Short problem
Copy out, exactly as given, every line from the line with "Output the text content of this document." to the end of the listing, both of those lines included.

Data records
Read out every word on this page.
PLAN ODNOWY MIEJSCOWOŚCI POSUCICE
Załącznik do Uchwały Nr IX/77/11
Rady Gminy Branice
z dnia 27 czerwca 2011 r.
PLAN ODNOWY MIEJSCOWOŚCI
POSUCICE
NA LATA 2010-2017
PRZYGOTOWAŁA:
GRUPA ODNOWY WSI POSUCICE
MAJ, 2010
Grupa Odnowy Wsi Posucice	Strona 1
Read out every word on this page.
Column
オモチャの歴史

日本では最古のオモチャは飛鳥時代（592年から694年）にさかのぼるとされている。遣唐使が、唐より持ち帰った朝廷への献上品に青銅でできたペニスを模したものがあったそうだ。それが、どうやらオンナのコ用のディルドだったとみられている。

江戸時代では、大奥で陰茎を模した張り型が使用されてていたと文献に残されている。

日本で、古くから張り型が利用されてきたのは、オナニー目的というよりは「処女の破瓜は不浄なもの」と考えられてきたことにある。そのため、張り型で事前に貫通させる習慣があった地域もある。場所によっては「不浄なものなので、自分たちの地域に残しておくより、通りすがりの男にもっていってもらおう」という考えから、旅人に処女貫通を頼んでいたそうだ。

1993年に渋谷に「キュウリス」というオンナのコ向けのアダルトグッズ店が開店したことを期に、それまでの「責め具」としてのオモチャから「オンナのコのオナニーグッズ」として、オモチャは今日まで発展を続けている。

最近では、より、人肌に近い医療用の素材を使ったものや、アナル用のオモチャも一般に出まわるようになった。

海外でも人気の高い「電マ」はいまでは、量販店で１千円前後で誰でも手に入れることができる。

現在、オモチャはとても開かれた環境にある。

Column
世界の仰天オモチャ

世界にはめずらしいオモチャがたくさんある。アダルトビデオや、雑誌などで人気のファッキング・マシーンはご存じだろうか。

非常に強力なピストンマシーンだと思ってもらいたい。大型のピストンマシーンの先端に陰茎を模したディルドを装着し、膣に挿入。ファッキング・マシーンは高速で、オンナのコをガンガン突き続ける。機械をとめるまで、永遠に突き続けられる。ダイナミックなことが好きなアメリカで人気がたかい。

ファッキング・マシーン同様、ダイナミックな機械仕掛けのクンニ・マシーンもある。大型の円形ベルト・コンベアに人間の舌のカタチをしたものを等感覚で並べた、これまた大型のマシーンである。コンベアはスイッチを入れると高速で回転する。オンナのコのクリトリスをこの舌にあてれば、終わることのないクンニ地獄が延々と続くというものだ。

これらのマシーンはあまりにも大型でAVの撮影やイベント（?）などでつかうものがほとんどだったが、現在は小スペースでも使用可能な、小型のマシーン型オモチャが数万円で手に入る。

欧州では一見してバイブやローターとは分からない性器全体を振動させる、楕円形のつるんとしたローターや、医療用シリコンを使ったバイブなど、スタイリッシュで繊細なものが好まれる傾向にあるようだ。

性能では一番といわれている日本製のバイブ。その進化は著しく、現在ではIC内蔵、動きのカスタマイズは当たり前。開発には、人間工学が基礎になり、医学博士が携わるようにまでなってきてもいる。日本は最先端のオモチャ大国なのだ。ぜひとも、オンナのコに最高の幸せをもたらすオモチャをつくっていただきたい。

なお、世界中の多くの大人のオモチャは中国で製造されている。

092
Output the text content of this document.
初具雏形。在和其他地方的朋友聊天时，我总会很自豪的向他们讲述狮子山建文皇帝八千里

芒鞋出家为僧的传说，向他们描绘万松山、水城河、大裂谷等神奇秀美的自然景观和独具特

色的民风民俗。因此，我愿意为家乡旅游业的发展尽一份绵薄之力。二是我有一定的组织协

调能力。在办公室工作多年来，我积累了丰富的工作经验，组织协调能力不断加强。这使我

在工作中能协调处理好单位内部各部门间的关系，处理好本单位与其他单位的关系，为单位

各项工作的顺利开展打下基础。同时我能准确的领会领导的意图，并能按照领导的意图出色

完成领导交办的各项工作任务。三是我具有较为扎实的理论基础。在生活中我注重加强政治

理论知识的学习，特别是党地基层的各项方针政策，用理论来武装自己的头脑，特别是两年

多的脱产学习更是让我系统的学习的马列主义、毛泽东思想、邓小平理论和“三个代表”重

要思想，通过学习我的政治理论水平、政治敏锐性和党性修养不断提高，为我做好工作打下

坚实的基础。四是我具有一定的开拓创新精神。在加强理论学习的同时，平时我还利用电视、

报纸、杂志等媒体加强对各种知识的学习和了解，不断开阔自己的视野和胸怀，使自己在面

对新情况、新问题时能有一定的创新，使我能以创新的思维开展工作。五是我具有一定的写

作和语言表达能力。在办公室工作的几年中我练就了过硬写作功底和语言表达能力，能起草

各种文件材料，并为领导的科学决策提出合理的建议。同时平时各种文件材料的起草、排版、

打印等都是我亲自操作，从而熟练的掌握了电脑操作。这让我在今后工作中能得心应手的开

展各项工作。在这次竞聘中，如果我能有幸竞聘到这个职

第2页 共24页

Written response
Output the text content of this document.
初具雏形。在和其他地方的朋友聊天时，我总会很自豪的向他们讲述狮子山建文皇帝八千里

芒鞋出家为僧的传说，向他们描绘万松山、水城河、大裂谷等神奇秀美的自然景观和独具特

色的民风民俗。因此，我愿意为家乡旅游业的发展尽一份绵薄之力。二是我有一定的组织协

调能力。在办公室工作多年来，我积累了丰富的工作经验，组织协调能力不断加强。这使我

在工作中能协调处理好单位内部各部门间的关系，处理好本单位与其他单位的关系，为单位

各项工作的顺利开展打下基础。同时我能准确的领会领导的意图，并能按照领导的意图出色

完成领导交办的各项工作任务。三是我具有较为扎实的理论基础。在生活中我注重加强政治

理论知识的学习，特别是党地基层的各项方针政策，用理论来武装自己的头脑，特别是两年

多的脱产学习更是让我系统的学习的马列主义、毛泽东思想、邓小平理论和“三个代表”重

要思想，通过学习我的政治理论水平、政治敏锐性和党性修养不断提高，为我做好工作打下

坚实的基础。四是我具有一定的开拓创新精神。在加强理论学习的同时，平时我还利用电视、

报纸、杂志等媒体加强对各种知识的学习和了解，不断开阔自己的视野和胸怀，使自己在面

对新情况、新问题时能有一定的创新，使我能以创新的思维开展工作。五是我具有一定的写

作和语言表达能力。在办公室工作的几年中我练就了过硬写作功底和语言表达能力，能起草

各种文件材料，并为领导的科学决策提出合理的建议。同时平时各种文件材料的起草、排版、

打印等都是我亲自操作，从而熟练的掌握了电脑操作。这让我在今后工作中能得心应手的开

展各项工作。在这次竞聘中，如果我能有幸竞聘到这个职

第2页 共24页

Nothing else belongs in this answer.